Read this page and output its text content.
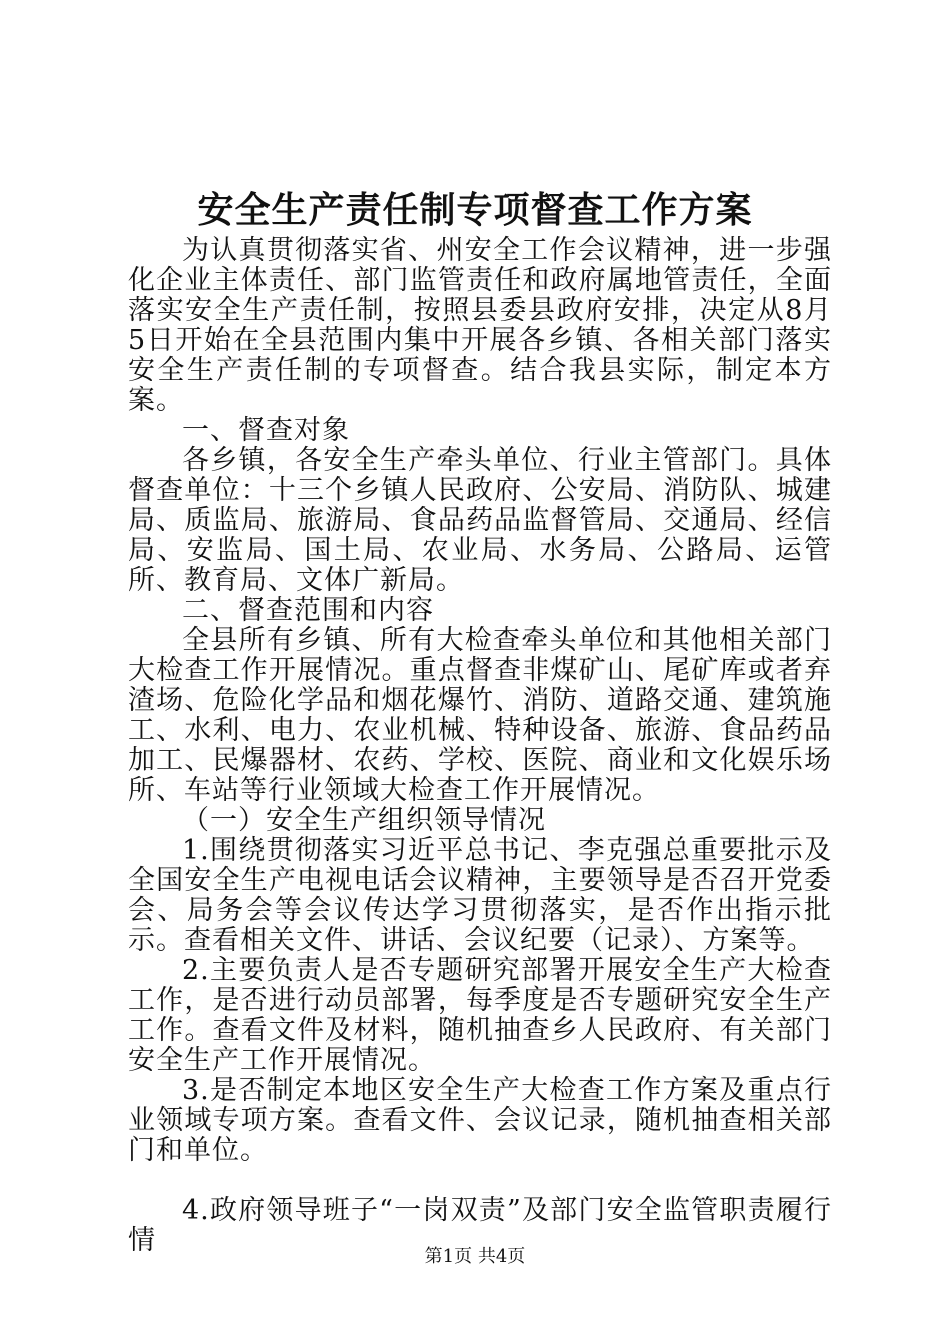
安全生产责任制专项督查工作方案

为认真贯彻落实省、州安全工作会议精神，进一步强化企业主体责任、部门监管责任和政府属地管责任，全面落实安全生产责任制，按照县委县政府安排，决定从8月5日开始在全县范围内集中开展各乡镇、各相关部门落实安全生产责任制的专项督查。结合我县实际，制定本方案。

一、督查对象

各乡镇，各安全生产牵头单位、行业主管部门。具体督查单位：十三个乡镇人民政府、公安局、消防队、城建局、质监局、旅游局、食品药品监督管局、交通局、经信局、安监局、国土局、农业局、水务局、公路局、运管所、教育局、文体广新局。

二、督查范围和内容

全县所有乡镇、所有大检查牵头单位和其他相关部门大检查工作开展情况。重点督查非煤矿山、尾矿库或者弃渣场、危险化学品和烟花爆竹、消防、道路交通、建筑施工、水利、电力、农业机械、特种设备、旅游、食品药品加工、民爆器材、农药、学校、医院、商业和文化娱乐场所、车站等行业领域大检查工作开展情况。

（一）安全生产组织领导情况

1.围绕贯彻落实习近平总书记、李克强总重要批示及全国安全生产电视电话会议精神，主要领导是否召开党委会、局务会等会议传达学习贯彻落实，是否作出指示批示。查看相关文件、讲话、会议纪要（记录）、方案等。

2.主要负责人是否专题研究部署开展安全生产大检查工作，是否进行动员部署，每季度是否专题研究安全生产工作。查看文件及材料，随机抽查乡人民政府、有关部门安全生产工作开展情况。

3.是否制定本地区安全生产大检查工作方案及重点行业领域专项方案。查看文件、会议记录，随机抽查相关部门和单位。

4.政府领导班子“一岗双责”及部门安全监管职责履行情

第1页 共4页
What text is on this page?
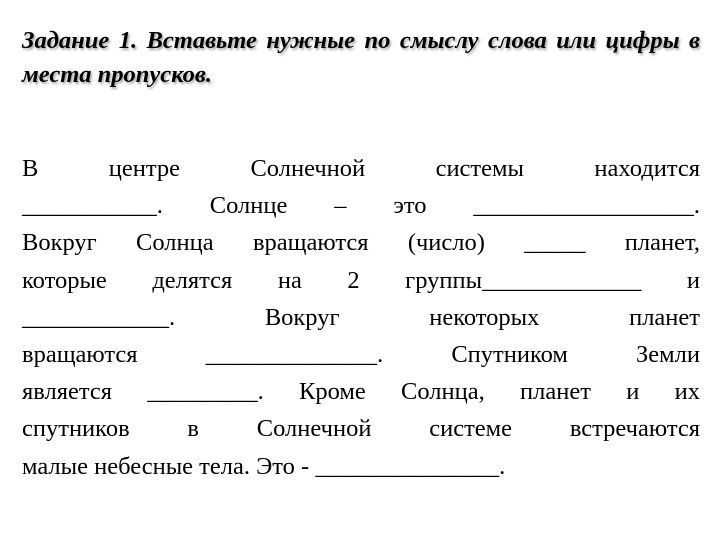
Задание 1. Вставьте нужные по смыслу слова или цифры в места пропусков.

В центре Солнечной системы находится
___________. Солнце – это __________________.
Вокруг Солнца вращаются (число) _____ планет,
которые делятся на 2 группы_____________ и
____________. Вокруг некоторых планет
вращаются ______________. Спутником Земли
является _________. Кроме Солнца, планет и их
спутников в Солнечной системе встречаются
малые небесные тела. Это - _______________.
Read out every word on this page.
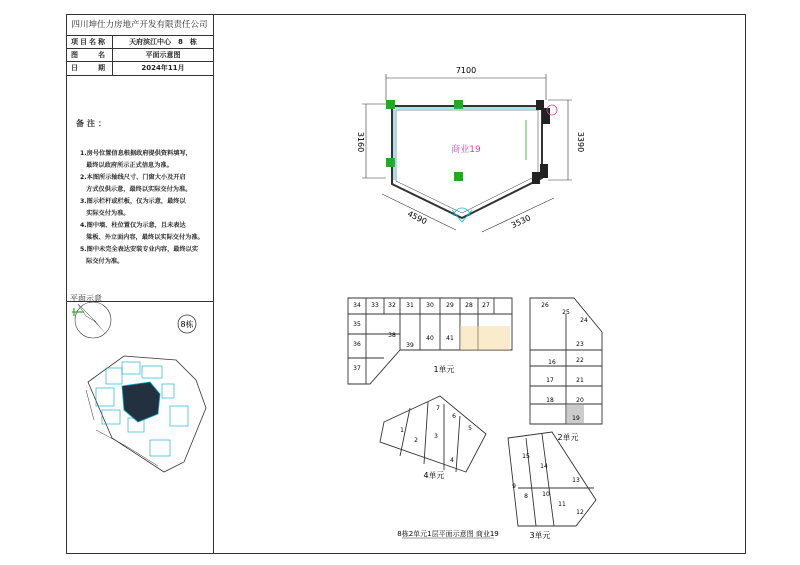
四川坤仕力房地产开发有限责任公司
项目名称	天府滨江中心　8　栋
图　　名	平面示意图
日　　期	2024年11月
备注：
1.房号位置信息根据政府提供资料填写，
　最终以政府所示正式信息为准。
2.本图所示轴线尺寸、门窗大小及开启
　方式仅供示意，最终以实际交付为准。
3.图示栏杆或栏板，仅为示意，最终以
　实际交付为准。
4.图中墙、柱位置仅为示意，且未表达
　粱板、外立面内容，最终以实际交付为准。
5.图中未完全表达安装专业内容，最终以实
　际交付为准。
平面示意
8栋
7100
3160	3390
4590	3530
商业19
34 33 32 31 30 29 28 27
35
36
38
39
40 41
37	1单元
26
25
24
23
16	22
17	21
18	20
19
2单元
7
6
1
3
5
2
4
4单元
15
14
9
10
13
8
11
12
3单元
8栋2单元1层平面示意图 商业19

..........

Short exercise:
Starting at the line that holds "Read out every word on this page.", copy each line exactly through the end of the listing, both ends included. Leave the pictures out.

Solved problem:
Read out every word on this page.
四川坤仕力房地产开发有限责任公司
项目名称	天府滨江中心　8　栋
图　　名	平面示意图
日　　期	2024年11月
备注：
1.房号位置信息根据政府提供资料填写，
　最终以政府所示正式信息为准。
2.本图所示轴线尺寸、门窗大小及开启
　方式仅供示意，最终以实际交付为准。
3.图示栏杆或栏板，仅为示意，最终以
　实际交付为准。
4.图中墙、柱位置仅为示意，且未表达
　粱板、外立面内容，最终以实际交付为准。
5.图中未完全表达安装专业内容，最终以实
　际交付为准。
平面示意
8栋
7100
3160	3390
4590	3530
商业19
34 33 32 31 30 29 28 27
35
36
38
39
40 41
37	1单元
26
25
24
23
16	22
17	21
18	20
19
2单元
7
6
1
3
5
2
4
4单元
15
14
9
10
13
8
11
12
3单元
8栋2单元1层平面示意图 商业19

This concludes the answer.